Bash: test (builtin) with several arguments: how are they parsed?

Question

I have not used this particular construct for the bash builtin test / [ commands, but I ran into it today and I'm confused. It looks like this:

[ -n "${FOO}" -a -r ${FOO}/bar ] && echo OK

I know what each switch does individually, but I am not sure about the behavior when they are grouped like this. Specifically, the -a -r [operand] part. Here is what the man page has to say:

test and [ evaluate conditional expressions using a set of rules based on the number of arguments.

0 arguments
The expression is false.

1 argument
The expression is true if and only if the argument is not null.

2 arguments
If the first argument is !, the expression is true if and only if the second argument is null. If the first argument is one of the unary conditional operators listed above under CONDITIONAL EXPRESSIONS, the expression is true if the unary test is true. If the first argument is not a valid unary conditional operator, the expression is false.

**SET OF TASKS**
[1] In the bash test question, what does the man page say the result is when test is given 0 arguments?
[2] Reproduce part of the bash test question, starting at the words "test and [ evaluate" and stopping after "is not null.", with "null" swapped for "empty".
[3] Write the next part of the bash test question, picking up after its last sentence.

**EXTRACTED RECORDS**
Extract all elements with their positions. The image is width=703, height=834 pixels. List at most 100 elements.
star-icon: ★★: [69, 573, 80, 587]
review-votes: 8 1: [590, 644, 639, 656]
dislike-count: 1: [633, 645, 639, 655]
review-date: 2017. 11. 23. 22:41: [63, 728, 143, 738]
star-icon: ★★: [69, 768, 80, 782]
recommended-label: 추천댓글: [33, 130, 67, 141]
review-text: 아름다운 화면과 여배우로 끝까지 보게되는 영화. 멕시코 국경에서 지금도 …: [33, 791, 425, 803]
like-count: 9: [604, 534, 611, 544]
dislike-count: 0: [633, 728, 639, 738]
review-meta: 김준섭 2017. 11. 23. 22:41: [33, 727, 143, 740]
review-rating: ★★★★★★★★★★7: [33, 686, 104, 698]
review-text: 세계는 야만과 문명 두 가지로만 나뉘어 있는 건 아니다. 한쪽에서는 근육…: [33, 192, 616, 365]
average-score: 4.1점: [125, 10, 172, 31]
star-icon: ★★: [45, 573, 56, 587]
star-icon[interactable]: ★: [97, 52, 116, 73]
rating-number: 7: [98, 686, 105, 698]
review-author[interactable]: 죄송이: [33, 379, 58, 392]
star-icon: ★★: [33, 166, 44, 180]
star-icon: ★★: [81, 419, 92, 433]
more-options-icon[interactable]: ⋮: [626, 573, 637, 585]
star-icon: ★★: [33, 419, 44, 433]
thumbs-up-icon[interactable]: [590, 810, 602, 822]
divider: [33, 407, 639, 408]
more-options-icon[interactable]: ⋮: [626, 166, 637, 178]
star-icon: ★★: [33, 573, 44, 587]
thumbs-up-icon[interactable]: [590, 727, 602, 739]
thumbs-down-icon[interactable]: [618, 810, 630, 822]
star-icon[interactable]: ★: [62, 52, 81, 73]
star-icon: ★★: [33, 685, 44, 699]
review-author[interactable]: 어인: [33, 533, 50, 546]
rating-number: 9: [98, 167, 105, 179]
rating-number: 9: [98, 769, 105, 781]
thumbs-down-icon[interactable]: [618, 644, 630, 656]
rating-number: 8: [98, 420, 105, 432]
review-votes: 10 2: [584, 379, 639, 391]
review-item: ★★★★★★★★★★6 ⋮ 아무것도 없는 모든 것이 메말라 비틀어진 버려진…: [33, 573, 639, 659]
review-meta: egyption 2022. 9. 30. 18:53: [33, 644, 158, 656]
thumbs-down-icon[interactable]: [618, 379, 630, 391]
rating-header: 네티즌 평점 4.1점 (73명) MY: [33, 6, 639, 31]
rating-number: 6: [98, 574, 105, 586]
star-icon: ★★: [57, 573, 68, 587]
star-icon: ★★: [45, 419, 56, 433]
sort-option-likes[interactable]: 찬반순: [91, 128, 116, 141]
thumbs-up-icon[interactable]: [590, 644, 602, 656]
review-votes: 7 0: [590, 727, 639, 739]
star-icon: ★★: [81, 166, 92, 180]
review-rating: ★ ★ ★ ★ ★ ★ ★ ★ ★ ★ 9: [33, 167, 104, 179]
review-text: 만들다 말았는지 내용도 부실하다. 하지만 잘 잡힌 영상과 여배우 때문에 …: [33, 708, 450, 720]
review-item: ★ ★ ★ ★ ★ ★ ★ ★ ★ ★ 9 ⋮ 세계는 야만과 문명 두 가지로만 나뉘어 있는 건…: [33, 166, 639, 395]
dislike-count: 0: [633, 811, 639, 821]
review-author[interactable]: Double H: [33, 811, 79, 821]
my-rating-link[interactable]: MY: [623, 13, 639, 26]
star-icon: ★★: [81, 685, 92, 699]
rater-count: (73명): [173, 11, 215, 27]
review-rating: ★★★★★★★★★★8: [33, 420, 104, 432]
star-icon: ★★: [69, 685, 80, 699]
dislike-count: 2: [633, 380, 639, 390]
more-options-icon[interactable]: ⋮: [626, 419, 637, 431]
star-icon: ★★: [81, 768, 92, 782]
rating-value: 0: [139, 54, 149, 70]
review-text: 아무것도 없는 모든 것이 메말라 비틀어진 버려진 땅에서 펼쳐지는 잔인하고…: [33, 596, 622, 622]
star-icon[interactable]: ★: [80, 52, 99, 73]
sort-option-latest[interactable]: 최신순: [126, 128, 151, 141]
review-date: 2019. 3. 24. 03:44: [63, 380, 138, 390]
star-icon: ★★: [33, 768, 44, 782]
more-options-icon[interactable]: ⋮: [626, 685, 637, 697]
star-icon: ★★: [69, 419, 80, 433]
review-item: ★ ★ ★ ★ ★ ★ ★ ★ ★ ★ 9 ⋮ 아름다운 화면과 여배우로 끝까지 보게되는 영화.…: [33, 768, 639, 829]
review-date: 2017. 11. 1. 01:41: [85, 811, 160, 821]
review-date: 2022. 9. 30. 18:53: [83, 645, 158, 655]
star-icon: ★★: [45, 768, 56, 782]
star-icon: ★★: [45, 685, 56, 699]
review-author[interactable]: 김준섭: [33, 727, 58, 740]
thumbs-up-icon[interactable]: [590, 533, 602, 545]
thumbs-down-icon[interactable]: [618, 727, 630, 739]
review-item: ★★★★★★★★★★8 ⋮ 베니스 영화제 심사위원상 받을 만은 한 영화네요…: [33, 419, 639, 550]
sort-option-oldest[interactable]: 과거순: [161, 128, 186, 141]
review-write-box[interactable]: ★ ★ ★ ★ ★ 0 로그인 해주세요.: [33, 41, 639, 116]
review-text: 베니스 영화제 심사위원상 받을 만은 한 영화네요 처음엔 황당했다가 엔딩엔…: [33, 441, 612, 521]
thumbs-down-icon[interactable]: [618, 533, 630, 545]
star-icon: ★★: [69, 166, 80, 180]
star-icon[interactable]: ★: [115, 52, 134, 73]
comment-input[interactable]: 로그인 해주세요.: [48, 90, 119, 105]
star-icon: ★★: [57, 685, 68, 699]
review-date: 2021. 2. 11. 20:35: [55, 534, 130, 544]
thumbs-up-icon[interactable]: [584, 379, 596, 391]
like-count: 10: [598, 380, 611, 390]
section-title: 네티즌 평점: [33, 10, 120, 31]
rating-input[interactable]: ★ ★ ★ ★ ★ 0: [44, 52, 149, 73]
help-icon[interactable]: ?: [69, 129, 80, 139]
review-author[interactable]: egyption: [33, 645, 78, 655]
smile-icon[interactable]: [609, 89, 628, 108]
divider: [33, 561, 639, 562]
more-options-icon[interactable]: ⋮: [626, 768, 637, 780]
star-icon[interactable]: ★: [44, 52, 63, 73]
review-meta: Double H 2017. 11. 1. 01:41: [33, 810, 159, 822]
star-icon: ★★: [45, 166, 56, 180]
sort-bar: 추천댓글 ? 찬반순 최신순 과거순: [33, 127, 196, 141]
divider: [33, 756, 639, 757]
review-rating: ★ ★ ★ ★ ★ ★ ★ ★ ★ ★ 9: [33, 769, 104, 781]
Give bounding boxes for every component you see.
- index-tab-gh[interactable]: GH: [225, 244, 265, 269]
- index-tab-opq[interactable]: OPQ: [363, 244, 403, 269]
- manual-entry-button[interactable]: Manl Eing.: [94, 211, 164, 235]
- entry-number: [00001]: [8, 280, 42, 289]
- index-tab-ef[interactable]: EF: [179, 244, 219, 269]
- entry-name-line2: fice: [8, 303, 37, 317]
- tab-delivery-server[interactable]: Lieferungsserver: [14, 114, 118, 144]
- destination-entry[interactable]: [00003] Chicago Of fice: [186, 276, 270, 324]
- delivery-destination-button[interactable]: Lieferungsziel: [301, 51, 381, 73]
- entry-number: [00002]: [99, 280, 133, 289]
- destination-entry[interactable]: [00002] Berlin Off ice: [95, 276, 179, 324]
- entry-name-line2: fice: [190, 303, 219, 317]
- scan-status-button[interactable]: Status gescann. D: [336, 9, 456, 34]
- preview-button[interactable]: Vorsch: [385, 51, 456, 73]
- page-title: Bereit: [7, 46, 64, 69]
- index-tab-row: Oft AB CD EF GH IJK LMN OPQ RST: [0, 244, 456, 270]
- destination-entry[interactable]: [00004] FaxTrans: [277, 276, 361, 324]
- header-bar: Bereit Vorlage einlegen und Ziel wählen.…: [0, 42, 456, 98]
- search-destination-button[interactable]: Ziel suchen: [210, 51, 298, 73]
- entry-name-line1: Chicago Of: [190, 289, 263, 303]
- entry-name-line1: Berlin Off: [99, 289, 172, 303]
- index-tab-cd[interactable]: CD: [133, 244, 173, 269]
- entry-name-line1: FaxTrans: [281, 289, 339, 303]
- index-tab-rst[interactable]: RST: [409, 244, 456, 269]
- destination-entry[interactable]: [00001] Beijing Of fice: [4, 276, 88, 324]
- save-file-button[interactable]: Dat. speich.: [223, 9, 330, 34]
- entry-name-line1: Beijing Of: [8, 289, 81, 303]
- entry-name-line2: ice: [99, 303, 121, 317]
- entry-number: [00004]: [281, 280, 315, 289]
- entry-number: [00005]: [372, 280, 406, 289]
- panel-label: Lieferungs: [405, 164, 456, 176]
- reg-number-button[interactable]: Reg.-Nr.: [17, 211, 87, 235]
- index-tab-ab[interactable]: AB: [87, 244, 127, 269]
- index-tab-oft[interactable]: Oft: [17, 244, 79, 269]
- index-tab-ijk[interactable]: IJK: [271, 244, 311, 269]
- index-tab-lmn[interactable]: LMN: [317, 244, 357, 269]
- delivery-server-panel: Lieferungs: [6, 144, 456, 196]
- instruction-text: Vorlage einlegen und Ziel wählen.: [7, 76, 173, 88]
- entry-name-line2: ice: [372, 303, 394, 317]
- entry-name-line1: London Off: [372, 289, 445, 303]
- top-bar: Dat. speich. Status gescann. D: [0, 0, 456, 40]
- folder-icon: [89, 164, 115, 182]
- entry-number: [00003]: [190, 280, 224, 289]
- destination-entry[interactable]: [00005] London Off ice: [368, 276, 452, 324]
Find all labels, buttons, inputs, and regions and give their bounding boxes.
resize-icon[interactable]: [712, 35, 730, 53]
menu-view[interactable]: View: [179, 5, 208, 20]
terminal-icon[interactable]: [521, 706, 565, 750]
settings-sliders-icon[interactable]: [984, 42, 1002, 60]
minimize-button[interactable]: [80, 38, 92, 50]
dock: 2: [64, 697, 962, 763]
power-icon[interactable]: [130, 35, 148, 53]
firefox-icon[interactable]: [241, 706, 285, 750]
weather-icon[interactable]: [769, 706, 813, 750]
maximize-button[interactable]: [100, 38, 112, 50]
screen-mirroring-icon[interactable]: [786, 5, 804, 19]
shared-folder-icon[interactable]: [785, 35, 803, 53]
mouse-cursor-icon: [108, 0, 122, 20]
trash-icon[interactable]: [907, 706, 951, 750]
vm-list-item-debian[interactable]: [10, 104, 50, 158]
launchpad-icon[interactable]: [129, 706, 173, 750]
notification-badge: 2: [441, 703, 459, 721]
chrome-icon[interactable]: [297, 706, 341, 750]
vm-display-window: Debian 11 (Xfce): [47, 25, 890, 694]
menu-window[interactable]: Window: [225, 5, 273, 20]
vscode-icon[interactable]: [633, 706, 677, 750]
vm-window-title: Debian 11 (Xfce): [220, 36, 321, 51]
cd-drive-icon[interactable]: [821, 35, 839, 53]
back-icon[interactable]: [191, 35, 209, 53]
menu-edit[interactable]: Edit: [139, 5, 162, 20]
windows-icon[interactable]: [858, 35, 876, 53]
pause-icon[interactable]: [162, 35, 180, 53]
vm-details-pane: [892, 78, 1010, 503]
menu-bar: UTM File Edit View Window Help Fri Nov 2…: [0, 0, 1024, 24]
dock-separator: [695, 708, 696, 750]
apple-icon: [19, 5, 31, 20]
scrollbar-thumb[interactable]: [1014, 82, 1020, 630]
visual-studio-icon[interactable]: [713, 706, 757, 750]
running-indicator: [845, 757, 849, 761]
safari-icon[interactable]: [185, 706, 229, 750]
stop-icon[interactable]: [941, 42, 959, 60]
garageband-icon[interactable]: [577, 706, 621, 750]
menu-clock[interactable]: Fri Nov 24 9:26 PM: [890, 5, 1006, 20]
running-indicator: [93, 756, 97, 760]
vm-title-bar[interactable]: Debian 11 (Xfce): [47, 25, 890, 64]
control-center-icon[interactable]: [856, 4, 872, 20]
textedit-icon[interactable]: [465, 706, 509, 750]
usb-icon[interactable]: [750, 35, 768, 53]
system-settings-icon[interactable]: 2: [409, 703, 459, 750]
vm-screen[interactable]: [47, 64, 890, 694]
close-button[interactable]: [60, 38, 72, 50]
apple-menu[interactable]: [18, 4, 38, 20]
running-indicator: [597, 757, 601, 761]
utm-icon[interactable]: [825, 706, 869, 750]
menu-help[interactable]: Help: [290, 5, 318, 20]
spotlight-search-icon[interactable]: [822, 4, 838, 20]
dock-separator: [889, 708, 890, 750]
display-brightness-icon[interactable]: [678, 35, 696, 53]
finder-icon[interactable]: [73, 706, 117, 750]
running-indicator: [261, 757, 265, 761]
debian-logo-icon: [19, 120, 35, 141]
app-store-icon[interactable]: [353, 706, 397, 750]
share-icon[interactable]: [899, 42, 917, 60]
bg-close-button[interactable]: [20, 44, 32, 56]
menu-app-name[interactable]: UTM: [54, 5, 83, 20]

**THE RESULTS**
[1] The expression is false.

[2]
test and [ evaluate conditional expressions using a set of rules based on the number of arguments.

0 arguments
The expression is false.

1 argument
The expression is true if and only if the argument is not empty.

[3]
3 arguments
The following conditions are applied in the order listed. If the second argument is one of the binary conditional operators listed above under CONDITIONAL EXPRESSIONS, the result of the expression is the result of the binary test using the first and third arguments as operands. The -a and -o operators are considered binary operators when there are three arguments. If the first argument is !, the value is the negation of the two-argument test using the second and third arguments. If the first argument is exactly ( and the third argument is exactly ), the result is the one-argument test of the second argument. Otherwise, the expression is false.

4 arguments
If the first argument is !, the result is the negation of the three-argument expression composed of the remaining arguments. Otherwise, the expression is parsed and evaluated according to precedence using the rules listed above.

5 or more arguments
The expression is parsed and evaluated according to precedence using the rules listed above.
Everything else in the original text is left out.